**TASK BRIEF:**
Check every line below for the word "tractor" and copy each one that has it.

## start

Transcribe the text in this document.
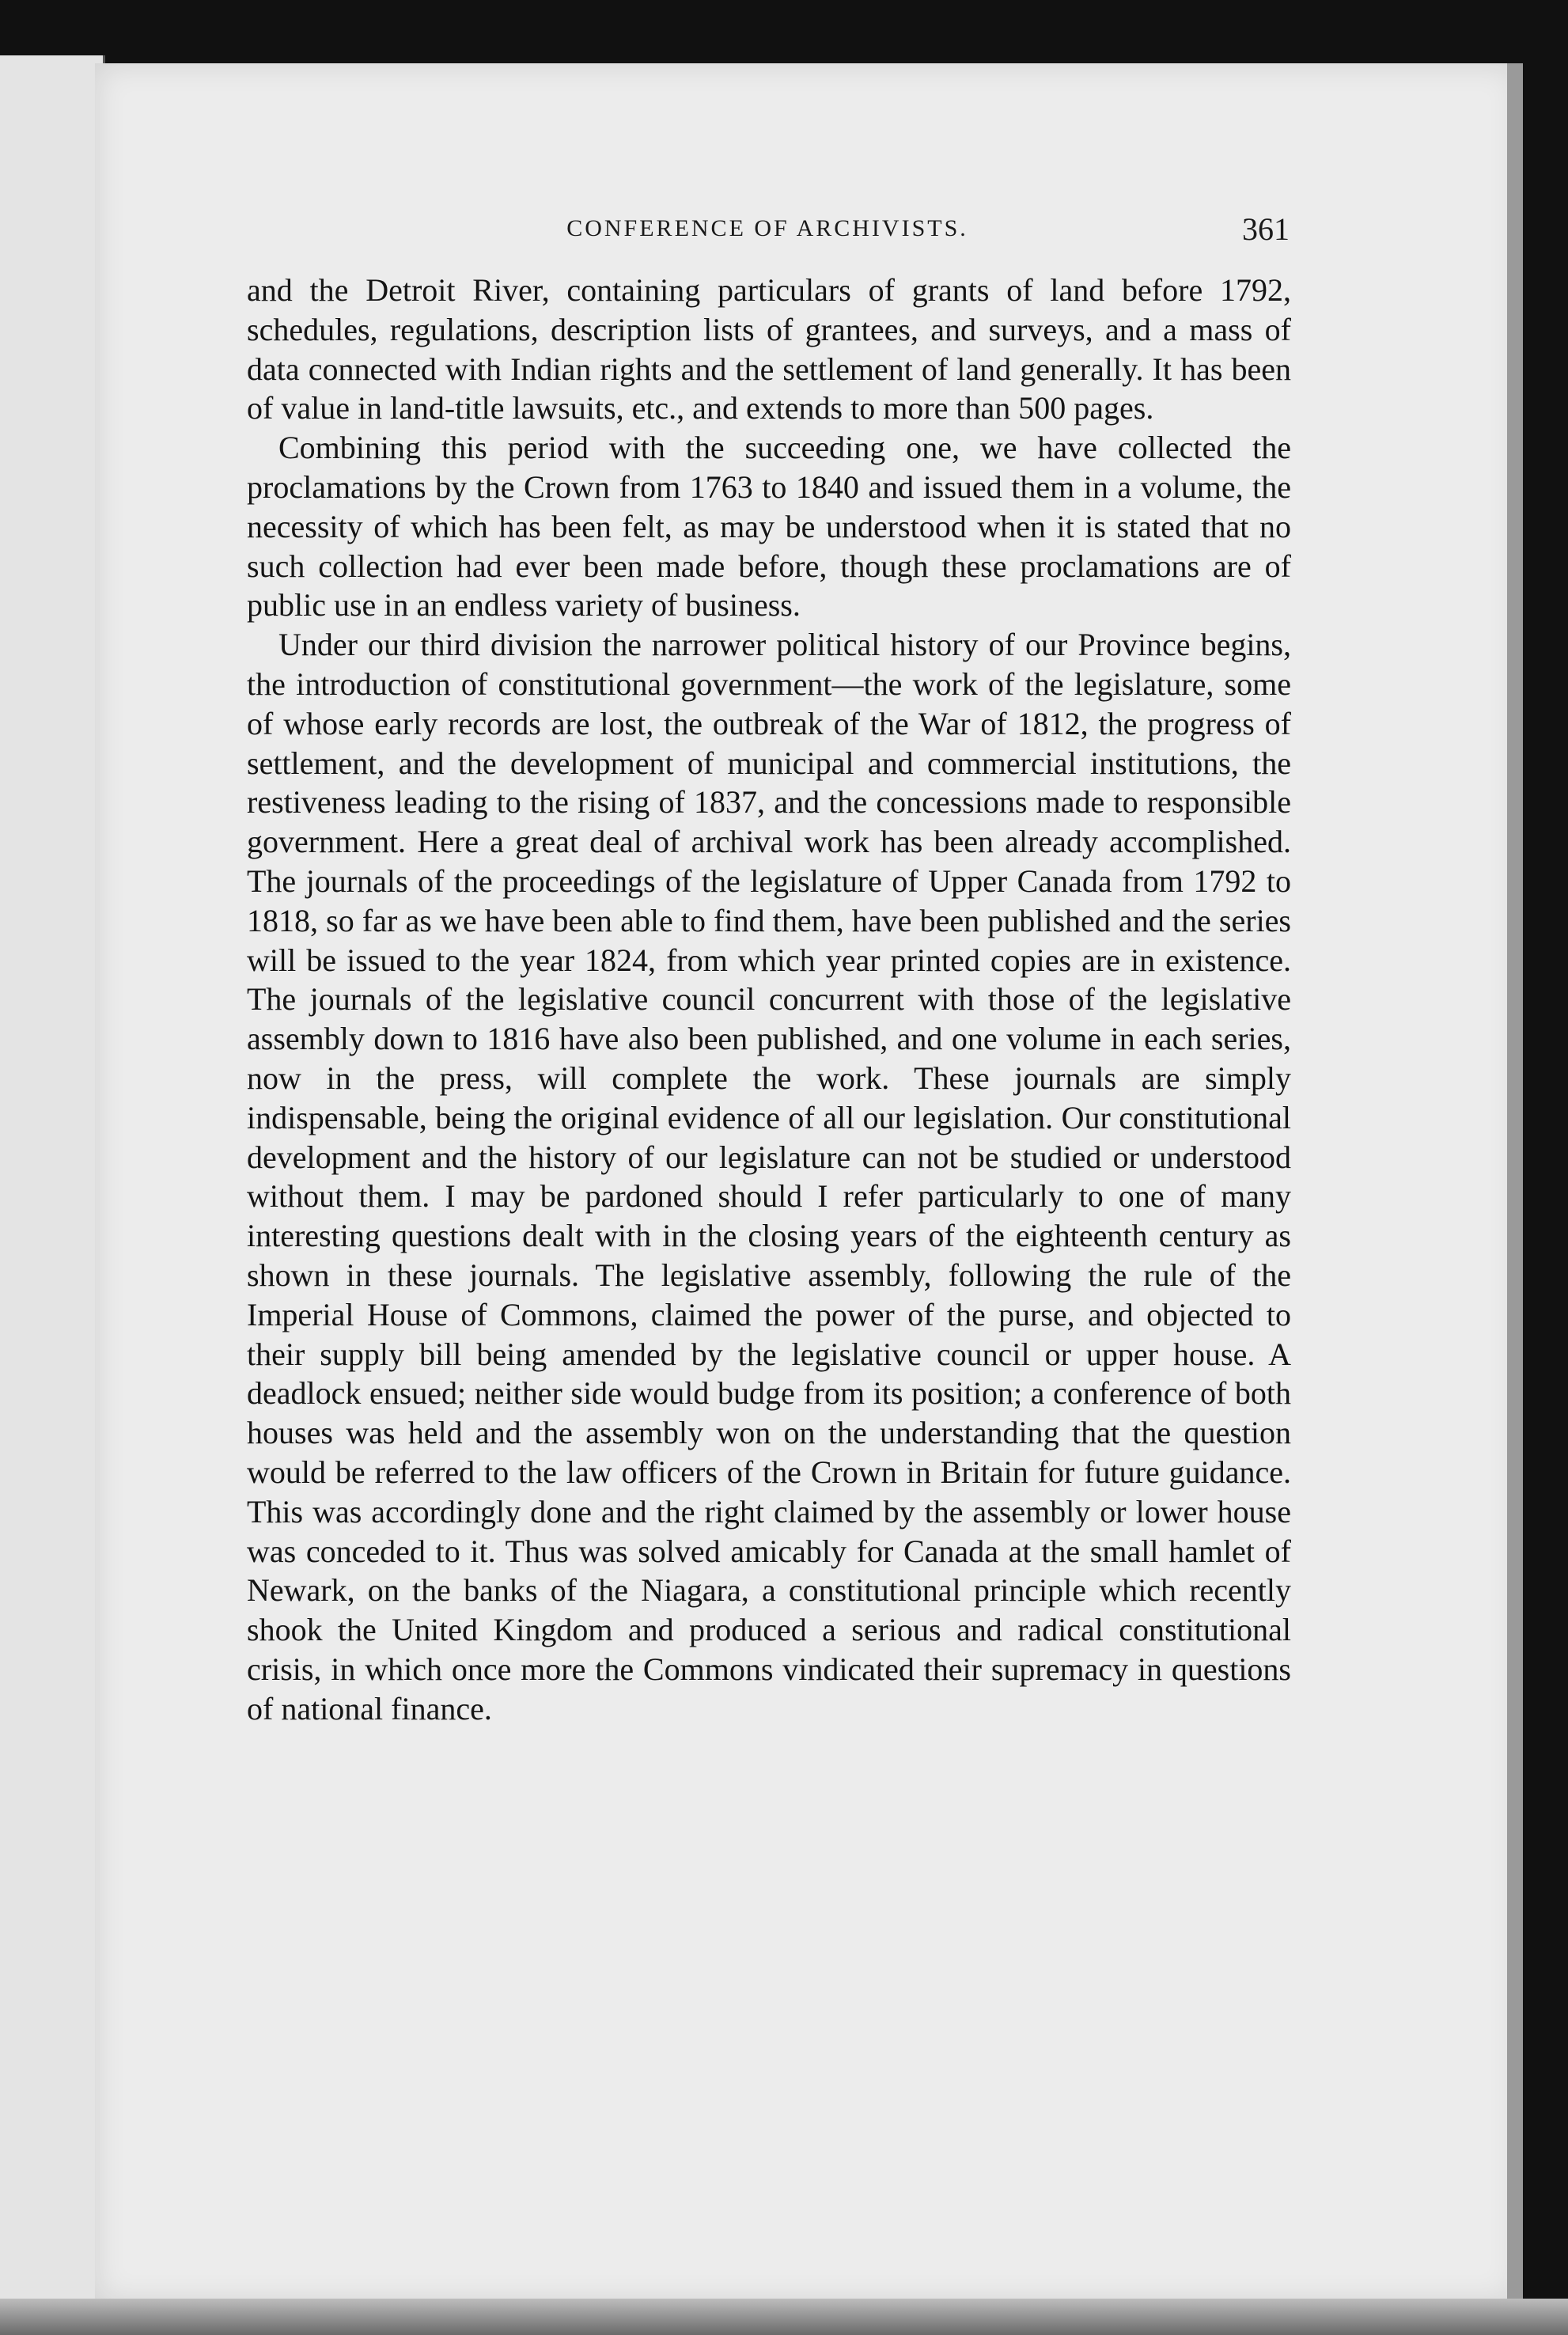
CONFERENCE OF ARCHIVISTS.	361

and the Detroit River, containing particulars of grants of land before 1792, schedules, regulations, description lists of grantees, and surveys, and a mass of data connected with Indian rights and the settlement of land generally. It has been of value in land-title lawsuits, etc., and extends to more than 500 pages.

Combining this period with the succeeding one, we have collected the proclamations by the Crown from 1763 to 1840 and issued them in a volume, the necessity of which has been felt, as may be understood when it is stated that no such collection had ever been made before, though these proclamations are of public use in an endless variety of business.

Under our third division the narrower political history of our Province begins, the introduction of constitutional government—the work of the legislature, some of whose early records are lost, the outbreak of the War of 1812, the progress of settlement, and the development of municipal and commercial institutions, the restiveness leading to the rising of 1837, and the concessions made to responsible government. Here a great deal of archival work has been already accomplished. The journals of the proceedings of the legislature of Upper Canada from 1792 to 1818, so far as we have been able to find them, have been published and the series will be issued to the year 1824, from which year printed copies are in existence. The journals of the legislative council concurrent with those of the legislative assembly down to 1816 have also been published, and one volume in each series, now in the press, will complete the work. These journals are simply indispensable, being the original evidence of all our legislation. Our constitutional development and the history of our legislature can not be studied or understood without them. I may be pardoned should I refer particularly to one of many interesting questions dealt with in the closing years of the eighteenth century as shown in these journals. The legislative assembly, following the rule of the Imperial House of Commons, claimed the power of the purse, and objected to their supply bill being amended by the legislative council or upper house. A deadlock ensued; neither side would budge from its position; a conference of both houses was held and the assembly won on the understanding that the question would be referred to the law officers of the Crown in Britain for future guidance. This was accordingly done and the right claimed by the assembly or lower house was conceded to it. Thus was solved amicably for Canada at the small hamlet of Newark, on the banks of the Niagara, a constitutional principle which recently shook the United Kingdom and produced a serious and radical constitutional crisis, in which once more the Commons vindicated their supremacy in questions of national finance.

## end
## start

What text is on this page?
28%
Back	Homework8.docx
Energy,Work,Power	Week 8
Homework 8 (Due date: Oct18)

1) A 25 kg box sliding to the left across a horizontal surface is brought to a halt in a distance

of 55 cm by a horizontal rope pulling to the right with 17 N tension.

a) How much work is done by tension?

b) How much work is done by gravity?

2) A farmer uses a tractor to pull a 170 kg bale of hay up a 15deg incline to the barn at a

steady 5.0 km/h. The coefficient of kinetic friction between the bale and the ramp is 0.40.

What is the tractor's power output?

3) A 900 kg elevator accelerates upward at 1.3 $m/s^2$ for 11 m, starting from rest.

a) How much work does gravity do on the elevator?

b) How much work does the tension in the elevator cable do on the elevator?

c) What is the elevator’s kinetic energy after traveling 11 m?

## end

**THE REPLY:**
2) A farmer uses a tractor to pull a 170 kg bale of hay up a 15deg incline to the barn at a
What is the tractor's power output?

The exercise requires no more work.